- [Written task]:
Extract the text of each entry below exactly, leaving every image behind.

## begin

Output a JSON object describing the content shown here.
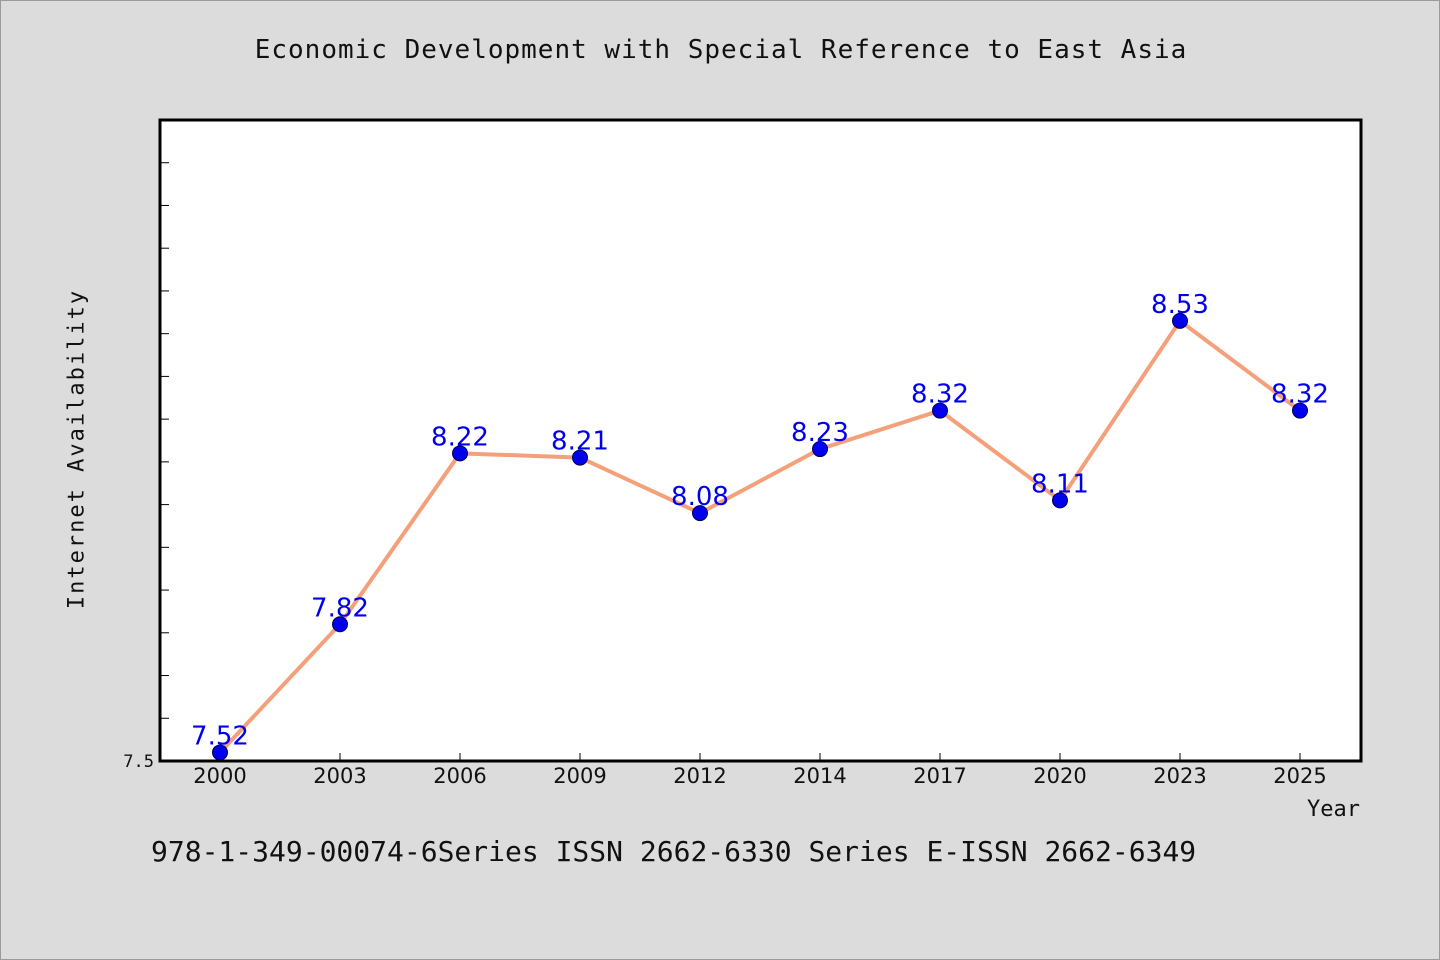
{
  "chart_data": {
    "type": "line",
    "title": "Economic Development with Special Reference to East Asia",
    "xlabel": "Year",
    "ylabel": "Internet Availability",
    "categories": [
      "2000",
      "2003",
      "2006",
      "2009",
      "2012",
      "2014",
      "2017",
      "2020",
      "2023",
      "2025"
    ],
    "series": [
      {
        "values": [
          7.52,
          7.82,
          8.22,
          8.21,
          8.08,
          8.23,
          8.32,
          8.11,
          8.53,
          8.32
        ],
        "labels": [
          "7.52",
          "7.82",
          "8.22",
          "8.21",
          "8.08",
          "8.23",
          "8.32",
          "8.11",
          "8.53",
          "8.32"
        ],
        "line_color": "#f4a07a",
        "marker_color": "#0000ee",
        "label_color": "#0000ee"
      }
    ],
    "ylim": [
      7.5,
      9.0
    ],
    "yticks_labeled": [
      "7.5"
    ],
    "grid": false,
    "legend": "none"
  },
  "footnote": "978-1-349-00074-6Series ISSN 2662-6330 Series E-ISSN 2662-6349",
  "colors": {
    "background": "#dcdcdc",
    "plot_background": "#ffffff",
    "axis": "#000000"
  }
}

## end

- [Response to this exercise]:
Output a JSON object describing the content shown here.
{
  "chart_data": {
    "type": "line",
    "title": "Economic Development with Special Reference to East Asia",
    "xlabel": "Year",
    "ylabel": "Internet Availability",
    "categories": [
      "2000",
      "2003",
      "2006",
      "2009",
      "2012",
      "2014",
      "2017",
      "2020",
      "2023",
      "2025"
    ],
    "series": [
      {
        "values": [
          7.52,
          7.82,
          8.22,
          8.21,
          8.08,
          8.23,
          8.32,
          8.11,
          8.53,
          8.32
        ],
        "labels": [
          "7.52",
          "7.82",
          "8.22",
          "8.21",
          "8.08",
          "8.23",
          "8.32",
          "8.11",
          "8.53",
          "8.32"
        ],
        "line_color": "#f4a07a",
        "marker_color": "#0000ee",
        "label_color": "#0000ee"
      }
    ],
    "ylim": [
      7.5,
      9.0
    ],
    "yticks_labeled": [
      "7.5"
    ],
    "grid": false,
    "legend": "none"
  },
  "footnote": "978-1-349-00074-6Series ISSN 2662-6330 Series E-ISSN 2662-6349",
  "colors": {
    "background": "#dcdcdc",
    "plot_background": "#ffffff",
    "axis": "#000000"
  }
}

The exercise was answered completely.